TASK TO CARRY OUT: Repeat the material in full. Keep every line exactly as it is.

EXTRACTED DATA:
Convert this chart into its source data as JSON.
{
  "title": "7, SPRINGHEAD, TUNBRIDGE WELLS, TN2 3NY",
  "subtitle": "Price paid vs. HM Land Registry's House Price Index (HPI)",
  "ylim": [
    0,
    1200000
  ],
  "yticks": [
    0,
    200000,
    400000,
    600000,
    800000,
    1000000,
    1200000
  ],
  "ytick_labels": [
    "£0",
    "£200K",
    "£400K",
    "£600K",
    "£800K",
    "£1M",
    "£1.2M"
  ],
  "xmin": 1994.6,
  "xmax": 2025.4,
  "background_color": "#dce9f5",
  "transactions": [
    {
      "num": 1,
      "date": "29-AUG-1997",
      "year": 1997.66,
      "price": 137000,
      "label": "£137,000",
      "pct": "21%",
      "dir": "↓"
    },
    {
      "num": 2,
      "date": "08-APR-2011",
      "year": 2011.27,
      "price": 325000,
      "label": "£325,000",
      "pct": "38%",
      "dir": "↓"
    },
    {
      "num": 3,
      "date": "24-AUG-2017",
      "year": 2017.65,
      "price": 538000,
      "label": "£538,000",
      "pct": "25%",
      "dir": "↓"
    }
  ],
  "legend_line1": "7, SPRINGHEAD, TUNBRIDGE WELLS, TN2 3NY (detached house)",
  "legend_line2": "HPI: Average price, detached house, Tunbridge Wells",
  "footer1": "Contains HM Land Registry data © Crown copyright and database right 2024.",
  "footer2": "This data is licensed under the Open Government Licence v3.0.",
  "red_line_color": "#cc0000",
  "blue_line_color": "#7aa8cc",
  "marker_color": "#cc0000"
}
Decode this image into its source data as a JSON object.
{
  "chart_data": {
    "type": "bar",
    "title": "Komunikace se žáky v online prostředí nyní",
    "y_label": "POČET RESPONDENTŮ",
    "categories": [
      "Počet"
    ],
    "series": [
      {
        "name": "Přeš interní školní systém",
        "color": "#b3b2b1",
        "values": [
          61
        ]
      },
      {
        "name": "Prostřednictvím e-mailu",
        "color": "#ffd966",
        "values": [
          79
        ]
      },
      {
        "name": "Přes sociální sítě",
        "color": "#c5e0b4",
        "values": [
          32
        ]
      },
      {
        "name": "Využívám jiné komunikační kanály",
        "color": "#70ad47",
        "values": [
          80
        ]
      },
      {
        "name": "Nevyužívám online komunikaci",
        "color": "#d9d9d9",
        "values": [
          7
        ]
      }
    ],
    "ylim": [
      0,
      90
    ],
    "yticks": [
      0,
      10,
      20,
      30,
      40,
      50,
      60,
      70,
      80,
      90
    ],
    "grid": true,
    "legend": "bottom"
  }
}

WRITTEN SOLUTION:
Convert this chart into its source data as JSON.
{
  "title": "7, SPRINGHEAD, TUNBRIDGE WELLS, TN2 3NY",
  "subtitle": "Price paid vs. HM Land Registry's House Price Index (HPI)",
  "ylim": [
    0,
    1200000
  ],
  "yticks": [
    0,
    200000,
    400000,
    600000,
    800000,
    1000000,
    1200000
  ],
  "ytick_labels": [
    "£0",
    "£200K",
    "£400K",
    "£600K",
    "£800K",
    "£1M",
    "£1.2M"
  ],
  "xmin": 1994.6,
  "xmax": 2025.4,
  "background_color": "#dce9f5",
  "transactions": [
    {
      "num": 1,
      "date": "29-AUG-1997",
      "year": 1997.66,
      "price": 137000,
      "label": "£137,000",
      "pct": "21%",
      "dir": "↓"
    },
    {
      "num": 2,
      "date": "08-APR-2011",
      "year": 2011.27,
      "price": 325000,
      "label": "£325,000",
      "pct": "38%",
      "dir": "↓"
    },
    {
      "num": 3,
      "date": "24-AUG-2017",
      "year": 2017.65,
      "price": 538000,
      "label": "£538,000",
      "pct": "25%",
      "dir": "↓"
    }
  ],
  "legend_line1": "7, SPRINGHEAD, TUNBRIDGE WELLS, TN2 3NY (detached house)",
  "legend_line2": "HPI: Average price, detached house, Tunbridge Wells",
  "footer1": "Contains HM Land Registry data © Crown copyright and database right 2024.",
  "footer2": "This data is licensed under the Open Government Licence v3.0.",
  "red_line_color": "#cc0000",
  "blue_line_color": "#7aa8cc",
  "marker_color": "#cc0000"
}
Decode this image into its source data as a JSON object.
{
  "chart_data": {
    "type": "bar",
    "title": "Komunikace se žáky v online prostředí nyní",
    "y_label": "POČET RESPONDENTŮ",
    "categories": [
      "Počet"
    ],
    "series": [
      {
        "name": "Přeš interní školní systém",
        "color": "#b3b2b1",
        "values": [
          61
        ]
      },
      {
        "name": "Prostřednictvím e-mailu",
        "color": "#ffd966",
        "values": [
          79
        ]
      },
      {
        "name": "Přes sociální sítě",
        "color": "#c5e0b4",
        "values": [
          32
        ]
      },
      {
        "name": "Využívám jiné komunikační kanály",
        "color": "#70ad47",
        "values": [
          80
        ]
      },
      {
        "name": "Nevyužívám online komunikaci",
        "color": "#d9d9d9",
        "values": [
          7
        ]
      }
    ],
    "ylim": [
      0,
      90
    ],
    "yticks": [
      0,
      10,
      20,
      30,
      40,
      50,
      60,
      70,
      80,
      90
    ],
    "grid": true,
    "legend": "bottom"
  }
}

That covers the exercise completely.